[Stored data entries]
▬▬▬
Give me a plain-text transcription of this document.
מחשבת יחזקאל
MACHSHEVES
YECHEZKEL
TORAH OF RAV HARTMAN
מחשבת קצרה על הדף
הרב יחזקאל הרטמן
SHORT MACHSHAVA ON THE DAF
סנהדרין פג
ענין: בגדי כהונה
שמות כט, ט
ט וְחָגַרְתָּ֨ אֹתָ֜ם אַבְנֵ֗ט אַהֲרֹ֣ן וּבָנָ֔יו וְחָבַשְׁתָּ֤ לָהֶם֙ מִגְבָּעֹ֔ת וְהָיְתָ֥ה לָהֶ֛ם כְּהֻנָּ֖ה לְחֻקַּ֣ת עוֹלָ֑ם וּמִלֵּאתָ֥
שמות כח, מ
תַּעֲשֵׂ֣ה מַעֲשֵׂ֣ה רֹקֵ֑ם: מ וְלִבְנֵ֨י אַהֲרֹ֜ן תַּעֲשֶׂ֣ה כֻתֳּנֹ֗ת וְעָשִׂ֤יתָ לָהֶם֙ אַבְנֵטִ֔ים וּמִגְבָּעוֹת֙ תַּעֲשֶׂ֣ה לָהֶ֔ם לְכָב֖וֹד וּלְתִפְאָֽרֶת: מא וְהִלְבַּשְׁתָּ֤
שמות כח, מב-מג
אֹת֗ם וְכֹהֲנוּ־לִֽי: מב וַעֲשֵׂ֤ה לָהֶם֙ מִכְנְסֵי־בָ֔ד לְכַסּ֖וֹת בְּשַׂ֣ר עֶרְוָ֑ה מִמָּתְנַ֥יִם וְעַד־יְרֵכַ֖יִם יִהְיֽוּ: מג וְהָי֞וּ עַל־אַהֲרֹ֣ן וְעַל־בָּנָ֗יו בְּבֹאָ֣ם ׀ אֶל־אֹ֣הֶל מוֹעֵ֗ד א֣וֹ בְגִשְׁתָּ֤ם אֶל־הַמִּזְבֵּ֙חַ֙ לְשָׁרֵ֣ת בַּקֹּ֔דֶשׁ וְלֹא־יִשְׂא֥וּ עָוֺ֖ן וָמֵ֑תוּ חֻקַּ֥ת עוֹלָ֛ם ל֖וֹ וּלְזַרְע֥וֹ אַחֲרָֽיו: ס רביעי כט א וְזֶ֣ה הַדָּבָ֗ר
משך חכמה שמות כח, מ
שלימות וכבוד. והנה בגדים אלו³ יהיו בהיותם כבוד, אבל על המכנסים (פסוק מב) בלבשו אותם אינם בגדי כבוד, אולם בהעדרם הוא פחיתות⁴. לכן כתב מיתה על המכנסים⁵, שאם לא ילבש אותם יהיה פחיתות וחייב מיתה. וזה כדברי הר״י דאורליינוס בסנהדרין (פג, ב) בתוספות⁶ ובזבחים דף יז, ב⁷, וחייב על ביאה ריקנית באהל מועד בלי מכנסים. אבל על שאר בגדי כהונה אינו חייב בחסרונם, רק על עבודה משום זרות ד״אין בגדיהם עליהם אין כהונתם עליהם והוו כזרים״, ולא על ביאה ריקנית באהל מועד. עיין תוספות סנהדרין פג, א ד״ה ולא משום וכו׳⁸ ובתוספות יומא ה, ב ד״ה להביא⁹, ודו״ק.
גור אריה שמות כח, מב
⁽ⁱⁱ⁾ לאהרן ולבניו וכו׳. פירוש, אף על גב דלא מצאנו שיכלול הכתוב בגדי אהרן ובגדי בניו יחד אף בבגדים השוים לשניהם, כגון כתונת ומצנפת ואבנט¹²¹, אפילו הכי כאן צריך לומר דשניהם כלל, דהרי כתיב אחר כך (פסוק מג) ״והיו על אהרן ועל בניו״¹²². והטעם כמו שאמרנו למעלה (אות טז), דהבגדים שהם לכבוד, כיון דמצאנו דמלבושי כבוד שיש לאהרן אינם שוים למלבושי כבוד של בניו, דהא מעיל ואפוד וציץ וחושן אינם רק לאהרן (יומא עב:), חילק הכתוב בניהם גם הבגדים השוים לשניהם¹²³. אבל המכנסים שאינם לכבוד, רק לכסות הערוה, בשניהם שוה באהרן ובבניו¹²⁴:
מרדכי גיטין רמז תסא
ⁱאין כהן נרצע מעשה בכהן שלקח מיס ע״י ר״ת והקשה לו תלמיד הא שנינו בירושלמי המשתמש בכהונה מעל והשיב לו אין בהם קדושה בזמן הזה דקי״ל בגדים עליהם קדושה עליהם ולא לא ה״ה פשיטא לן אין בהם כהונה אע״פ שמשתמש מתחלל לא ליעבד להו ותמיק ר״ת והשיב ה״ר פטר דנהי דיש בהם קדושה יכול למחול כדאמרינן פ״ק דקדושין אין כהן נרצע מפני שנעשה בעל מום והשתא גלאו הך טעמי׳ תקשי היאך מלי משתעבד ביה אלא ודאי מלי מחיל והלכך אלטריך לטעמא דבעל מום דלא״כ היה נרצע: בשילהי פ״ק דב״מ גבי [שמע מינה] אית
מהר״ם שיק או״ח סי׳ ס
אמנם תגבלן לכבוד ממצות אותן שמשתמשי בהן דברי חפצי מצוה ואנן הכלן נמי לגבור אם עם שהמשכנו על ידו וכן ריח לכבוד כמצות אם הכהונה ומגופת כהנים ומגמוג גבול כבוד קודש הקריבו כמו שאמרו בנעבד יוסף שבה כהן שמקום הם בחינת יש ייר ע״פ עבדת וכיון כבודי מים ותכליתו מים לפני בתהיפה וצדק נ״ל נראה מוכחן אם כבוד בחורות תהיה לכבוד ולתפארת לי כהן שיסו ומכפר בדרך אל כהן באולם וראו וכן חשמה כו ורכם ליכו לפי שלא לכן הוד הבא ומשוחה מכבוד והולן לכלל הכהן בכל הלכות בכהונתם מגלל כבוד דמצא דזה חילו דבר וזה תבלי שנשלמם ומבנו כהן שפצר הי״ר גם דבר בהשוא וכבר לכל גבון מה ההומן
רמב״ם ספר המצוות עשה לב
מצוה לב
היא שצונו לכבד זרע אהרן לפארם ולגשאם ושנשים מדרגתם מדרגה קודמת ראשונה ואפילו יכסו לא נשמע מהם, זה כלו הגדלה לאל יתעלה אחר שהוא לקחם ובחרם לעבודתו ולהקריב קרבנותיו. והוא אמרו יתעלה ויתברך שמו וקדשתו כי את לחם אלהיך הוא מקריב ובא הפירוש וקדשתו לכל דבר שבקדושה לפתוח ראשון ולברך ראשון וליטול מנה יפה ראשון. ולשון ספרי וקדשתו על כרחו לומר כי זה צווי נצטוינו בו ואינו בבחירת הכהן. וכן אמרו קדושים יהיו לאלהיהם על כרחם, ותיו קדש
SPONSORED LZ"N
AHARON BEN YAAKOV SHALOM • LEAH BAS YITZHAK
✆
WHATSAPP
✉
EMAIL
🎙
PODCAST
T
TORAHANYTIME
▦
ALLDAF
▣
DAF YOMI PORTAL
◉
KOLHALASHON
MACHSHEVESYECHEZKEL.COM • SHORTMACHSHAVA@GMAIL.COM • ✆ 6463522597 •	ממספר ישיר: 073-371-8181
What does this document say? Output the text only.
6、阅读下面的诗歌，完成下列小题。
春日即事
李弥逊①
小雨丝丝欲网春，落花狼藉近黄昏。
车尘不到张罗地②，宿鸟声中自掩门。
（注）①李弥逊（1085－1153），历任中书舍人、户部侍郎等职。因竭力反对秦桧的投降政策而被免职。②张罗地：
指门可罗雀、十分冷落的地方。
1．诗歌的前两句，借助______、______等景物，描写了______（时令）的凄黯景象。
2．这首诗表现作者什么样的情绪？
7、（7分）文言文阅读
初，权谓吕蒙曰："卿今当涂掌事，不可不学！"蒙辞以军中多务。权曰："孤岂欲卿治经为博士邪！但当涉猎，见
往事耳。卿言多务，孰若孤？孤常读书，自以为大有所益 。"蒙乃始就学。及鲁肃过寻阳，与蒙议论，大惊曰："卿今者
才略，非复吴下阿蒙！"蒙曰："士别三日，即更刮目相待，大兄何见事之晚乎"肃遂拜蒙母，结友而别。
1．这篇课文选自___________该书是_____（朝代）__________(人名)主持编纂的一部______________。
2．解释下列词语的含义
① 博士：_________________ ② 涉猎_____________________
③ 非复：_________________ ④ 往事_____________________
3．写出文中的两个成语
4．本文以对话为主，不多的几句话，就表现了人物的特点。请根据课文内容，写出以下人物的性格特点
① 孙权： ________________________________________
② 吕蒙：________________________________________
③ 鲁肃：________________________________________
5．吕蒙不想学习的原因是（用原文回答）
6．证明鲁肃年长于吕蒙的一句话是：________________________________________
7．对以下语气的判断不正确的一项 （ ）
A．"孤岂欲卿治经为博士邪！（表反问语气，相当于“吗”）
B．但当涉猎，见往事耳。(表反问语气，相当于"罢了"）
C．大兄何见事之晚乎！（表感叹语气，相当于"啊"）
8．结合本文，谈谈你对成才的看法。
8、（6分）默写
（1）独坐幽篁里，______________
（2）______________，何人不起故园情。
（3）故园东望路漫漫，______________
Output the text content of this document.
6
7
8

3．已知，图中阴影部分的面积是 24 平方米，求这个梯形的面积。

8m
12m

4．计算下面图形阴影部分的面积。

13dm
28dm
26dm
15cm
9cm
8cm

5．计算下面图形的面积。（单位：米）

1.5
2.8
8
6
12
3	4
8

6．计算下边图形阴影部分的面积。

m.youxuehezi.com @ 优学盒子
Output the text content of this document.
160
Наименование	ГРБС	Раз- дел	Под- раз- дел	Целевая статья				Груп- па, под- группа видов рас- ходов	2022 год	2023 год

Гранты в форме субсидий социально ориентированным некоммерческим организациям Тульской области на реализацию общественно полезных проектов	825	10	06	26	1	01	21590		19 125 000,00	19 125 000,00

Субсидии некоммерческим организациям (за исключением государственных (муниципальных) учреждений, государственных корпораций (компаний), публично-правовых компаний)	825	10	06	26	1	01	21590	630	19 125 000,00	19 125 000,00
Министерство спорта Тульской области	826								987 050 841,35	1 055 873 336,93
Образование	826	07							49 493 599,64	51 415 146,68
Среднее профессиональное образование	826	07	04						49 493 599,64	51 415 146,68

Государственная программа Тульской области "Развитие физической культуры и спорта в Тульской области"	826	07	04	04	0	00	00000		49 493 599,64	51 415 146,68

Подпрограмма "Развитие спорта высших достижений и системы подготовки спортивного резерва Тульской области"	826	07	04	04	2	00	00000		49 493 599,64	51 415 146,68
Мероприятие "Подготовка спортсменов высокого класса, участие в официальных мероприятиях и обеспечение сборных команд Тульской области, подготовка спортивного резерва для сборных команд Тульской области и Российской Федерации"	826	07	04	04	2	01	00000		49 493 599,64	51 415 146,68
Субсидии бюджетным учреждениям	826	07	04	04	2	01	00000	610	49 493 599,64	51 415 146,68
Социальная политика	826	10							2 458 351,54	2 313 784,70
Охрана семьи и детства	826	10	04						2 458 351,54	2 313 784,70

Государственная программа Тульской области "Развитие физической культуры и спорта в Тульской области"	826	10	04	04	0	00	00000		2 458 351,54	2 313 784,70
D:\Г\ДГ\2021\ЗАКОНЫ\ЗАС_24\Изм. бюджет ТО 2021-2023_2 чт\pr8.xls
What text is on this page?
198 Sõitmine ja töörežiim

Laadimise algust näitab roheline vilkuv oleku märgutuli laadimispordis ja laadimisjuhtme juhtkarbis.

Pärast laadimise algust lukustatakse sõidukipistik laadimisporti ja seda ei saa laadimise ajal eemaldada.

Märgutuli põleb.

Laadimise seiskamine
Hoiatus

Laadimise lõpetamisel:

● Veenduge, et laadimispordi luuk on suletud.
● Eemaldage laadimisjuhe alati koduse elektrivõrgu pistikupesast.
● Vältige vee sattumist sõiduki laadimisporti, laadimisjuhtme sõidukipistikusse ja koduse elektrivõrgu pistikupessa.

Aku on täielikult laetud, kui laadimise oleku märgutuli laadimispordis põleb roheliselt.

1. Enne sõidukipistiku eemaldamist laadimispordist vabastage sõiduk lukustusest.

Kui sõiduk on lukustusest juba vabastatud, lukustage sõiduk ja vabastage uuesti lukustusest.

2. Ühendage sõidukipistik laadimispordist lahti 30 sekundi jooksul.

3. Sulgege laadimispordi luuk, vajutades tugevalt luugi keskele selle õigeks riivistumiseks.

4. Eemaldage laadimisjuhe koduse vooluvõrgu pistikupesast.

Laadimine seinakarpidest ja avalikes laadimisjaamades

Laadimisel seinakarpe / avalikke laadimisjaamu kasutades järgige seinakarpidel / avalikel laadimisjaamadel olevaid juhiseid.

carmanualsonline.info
▬▬▬
* TASK DETAILS *
Using the entries above, return each line that includes the word "физической".

* RESPONSE *
Государственная программа Тульской области "Развитие физической культуры и спорта в Тульской области"	826	07	04	04	0	00	00000		49 493 599,64	51 415 146,68
Государственная программа Тульской области "Развитие физической культуры и спорта в Тульской области"	826	10	04	04	0	00	00000		2 458 351,54	2 313 784,70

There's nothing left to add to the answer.